Structured figure records:
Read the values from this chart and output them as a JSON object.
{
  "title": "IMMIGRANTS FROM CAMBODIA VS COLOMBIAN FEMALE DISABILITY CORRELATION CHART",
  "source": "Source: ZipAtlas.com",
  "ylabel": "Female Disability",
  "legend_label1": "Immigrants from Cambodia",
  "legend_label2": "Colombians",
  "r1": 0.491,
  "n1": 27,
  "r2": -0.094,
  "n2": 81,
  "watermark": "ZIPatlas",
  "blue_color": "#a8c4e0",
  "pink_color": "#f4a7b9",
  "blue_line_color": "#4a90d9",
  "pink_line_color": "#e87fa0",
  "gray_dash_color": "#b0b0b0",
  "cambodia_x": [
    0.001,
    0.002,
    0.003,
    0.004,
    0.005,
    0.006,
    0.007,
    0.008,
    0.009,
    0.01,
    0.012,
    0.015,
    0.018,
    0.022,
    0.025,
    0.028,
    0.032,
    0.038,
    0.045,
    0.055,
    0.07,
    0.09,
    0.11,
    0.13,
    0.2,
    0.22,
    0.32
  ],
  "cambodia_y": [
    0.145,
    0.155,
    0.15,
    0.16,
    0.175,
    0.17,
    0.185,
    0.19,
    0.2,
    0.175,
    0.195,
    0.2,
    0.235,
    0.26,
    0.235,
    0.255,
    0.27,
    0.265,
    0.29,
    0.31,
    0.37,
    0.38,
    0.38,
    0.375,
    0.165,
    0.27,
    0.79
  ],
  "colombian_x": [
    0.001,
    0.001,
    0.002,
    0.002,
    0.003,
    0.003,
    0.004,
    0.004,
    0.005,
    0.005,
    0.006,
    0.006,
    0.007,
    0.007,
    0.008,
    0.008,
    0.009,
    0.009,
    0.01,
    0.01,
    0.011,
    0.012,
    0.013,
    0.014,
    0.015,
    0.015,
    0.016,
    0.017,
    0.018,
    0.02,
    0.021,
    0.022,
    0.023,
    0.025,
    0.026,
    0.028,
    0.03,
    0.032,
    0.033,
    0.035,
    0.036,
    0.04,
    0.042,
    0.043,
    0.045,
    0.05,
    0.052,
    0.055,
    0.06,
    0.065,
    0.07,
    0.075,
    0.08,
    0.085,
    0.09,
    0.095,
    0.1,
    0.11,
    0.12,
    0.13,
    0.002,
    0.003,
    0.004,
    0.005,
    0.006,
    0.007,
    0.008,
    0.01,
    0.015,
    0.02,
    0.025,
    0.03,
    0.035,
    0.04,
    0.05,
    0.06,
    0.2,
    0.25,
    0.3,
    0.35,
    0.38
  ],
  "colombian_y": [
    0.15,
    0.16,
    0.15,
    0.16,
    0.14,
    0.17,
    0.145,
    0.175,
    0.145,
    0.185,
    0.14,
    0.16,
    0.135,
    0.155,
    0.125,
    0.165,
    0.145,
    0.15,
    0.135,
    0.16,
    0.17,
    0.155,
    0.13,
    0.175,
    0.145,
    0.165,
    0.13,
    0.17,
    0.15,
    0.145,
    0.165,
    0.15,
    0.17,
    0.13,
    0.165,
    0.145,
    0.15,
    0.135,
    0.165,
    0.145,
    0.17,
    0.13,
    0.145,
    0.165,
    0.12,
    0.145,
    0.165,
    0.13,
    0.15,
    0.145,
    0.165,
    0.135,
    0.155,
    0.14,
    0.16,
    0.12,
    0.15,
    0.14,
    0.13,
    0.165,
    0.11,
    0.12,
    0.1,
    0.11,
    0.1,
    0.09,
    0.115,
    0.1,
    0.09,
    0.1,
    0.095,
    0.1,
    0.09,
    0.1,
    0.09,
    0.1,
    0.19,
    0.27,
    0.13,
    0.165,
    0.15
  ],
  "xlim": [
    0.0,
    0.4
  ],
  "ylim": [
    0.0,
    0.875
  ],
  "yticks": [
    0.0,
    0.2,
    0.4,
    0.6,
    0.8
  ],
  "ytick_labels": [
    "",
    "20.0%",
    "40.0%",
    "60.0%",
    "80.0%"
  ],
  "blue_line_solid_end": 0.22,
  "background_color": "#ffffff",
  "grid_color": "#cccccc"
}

What needs to be done:
Transcribe the material above word for word.

Correct answer:
Read the values from this chart and output them as a JSON object.
{
  "title": "IMMIGRANTS FROM CAMBODIA VS COLOMBIAN FEMALE DISABILITY CORRELATION CHART",
  "source": "Source: ZipAtlas.com",
  "ylabel": "Female Disability",
  "legend_label1": "Immigrants from Cambodia",
  "legend_label2": "Colombians",
  "r1": 0.491,
  "n1": 27,
  "r2": -0.094,
  "n2": 81,
  "watermark": "ZIPatlas",
  "blue_color": "#a8c4e0",
  "pink_color": "#f4a7b9",
  "blue_line_color": "#4a90d9",
  "pink_line_color": "#e87fa0",
  "gray_dash_color": "#b0b0b0",
  "cambodia_x": [
    0.001,
    0.002,
    0.003,
    0.004,
    0.005,
    0.006,
    0.007,
    0.008,
    0.009,
    0.01,
    0.012,
    0.015,
    0.018,
    0.022,
    0.025,
    0.028,
    0.032,
    0.038,
    0.045,
    0.055,
    0.07,
    0.09,
    0.11,
    0.13,
    0.2,
    0.22,
    0.32
  ],
  "cambodia_y": [
    0.145,
    0.155,
    0.15,
    0.16,
    0.175,
    0.17,
    0.185,
    0.19,
    0.2,
    0.175,
    0.195,
    0.2,
    0.235,
    0.26,
    0.235,
    0.255,
    0.27,
    0.265,
    0.29,
    0.31,
    0.37,
    0.38,
    0.38,
    0.375,
    0.165,
    0.27,
    0.79
  ],
  "colombian_x": [
    0.001,
    0.001,
    0.002,
    0.002,
    0.003,
    0.003,
    0.004,
    0.004,
    0.005,
    0.005,
    0.006,
    0.006,
    0.007,
    0.007,
    0.008,
    0.008,
    0.009,
    0.009,
    0.01,
    0.01,
    0.011,
    0.012,
    0.013,
    0.014,
    0.015,
    0.015,
    0.016,
    0.017,
    0.018,
    0.02,
    0.021,
    0.022,
    0.023,
    0.025,
    0.026,
    0.028,
    0.03,
    0.032,
    0.033,
    0.035,
    0.036,
    0.04,
    0.042,
    0.043,
    0.045,
    0.05,
    0.052,
    0.055,
    0.06,
    0.065,
    0.07,
    0.075,
    0.08,
    0.085,
    0.09,
    0.095,
    0.1,
    0.11,
    0.12,
    0.13,
    0.002,
    0.003,
    0.004,
    0.005,
    0.006,
    0.007,
    0.008,
    0.01,
    0.015,
    0.02,
    0.025,
    0.03,
    0.035,
    0.04,
    0.05,
    0.06,
    0.2,
    0.25,
    0.3,
    0.35,
    0.38
  ],
  "colombian_y": [
    0.15,
    0.16,
    0.15,
    0.16,
    0.14,
    0.17,
    0.145,
    0.175,
    0.145,
    0.185,
    0.14,
    0.16,
    0.135,
    0.155,
    0.125,
    0.165,
    0.145,
    0.15,
    0.135,
    0.16,
    0.17,
    0.155,
    0.13,
    0.175,
    0.145,
    0.165,
    0.13,
    0.17,
    0.15,
    0.145,
    0.165,
    0.15,
    0.17,
    0.13,
    0.165,
    0.145,
    0.15,
    0.135,
    0.165,
    0.145,
    0.17,
    0.13,
    0.145,
    0.165,
    0.12,
    0.145,
    0.165,
    0.13,
    0.15,
    0.145,
    0.165,
    0.135,
    0.155,
    0.14,
    0.16,
    0.12,
    0.15,
    0.14,
    0.13,
    0.165,
    0.11,
    0.12,
    0.1,
    0.11,
    0.1,
    0.09,
    0.115,
    0.1,
    0.09,
    0.1,
    0.095,
    0.1,
    0.09,
    0.1,
    0.09,
    0.1,
    0.19,
    0.27,
    0.13,
    0.165,
    0.15
  ],
  "xlim": [
    0.0,
    0.4
  ],
  "ylim": [
    0.0,
    0.875
  ],
  "yticks": [
    0.0,
    0.2,
    0.4,
    0.6,
    0.8
  ],
  "ytick_labels": [
    "",
    "20.0%",
    "40.0%",
    "60.0%",
    "80.0%"
  ],
  "blue_line_solid_end": 0.22,
  "background_color": "#ffffff",
  "grid_color": "#cccccc"
}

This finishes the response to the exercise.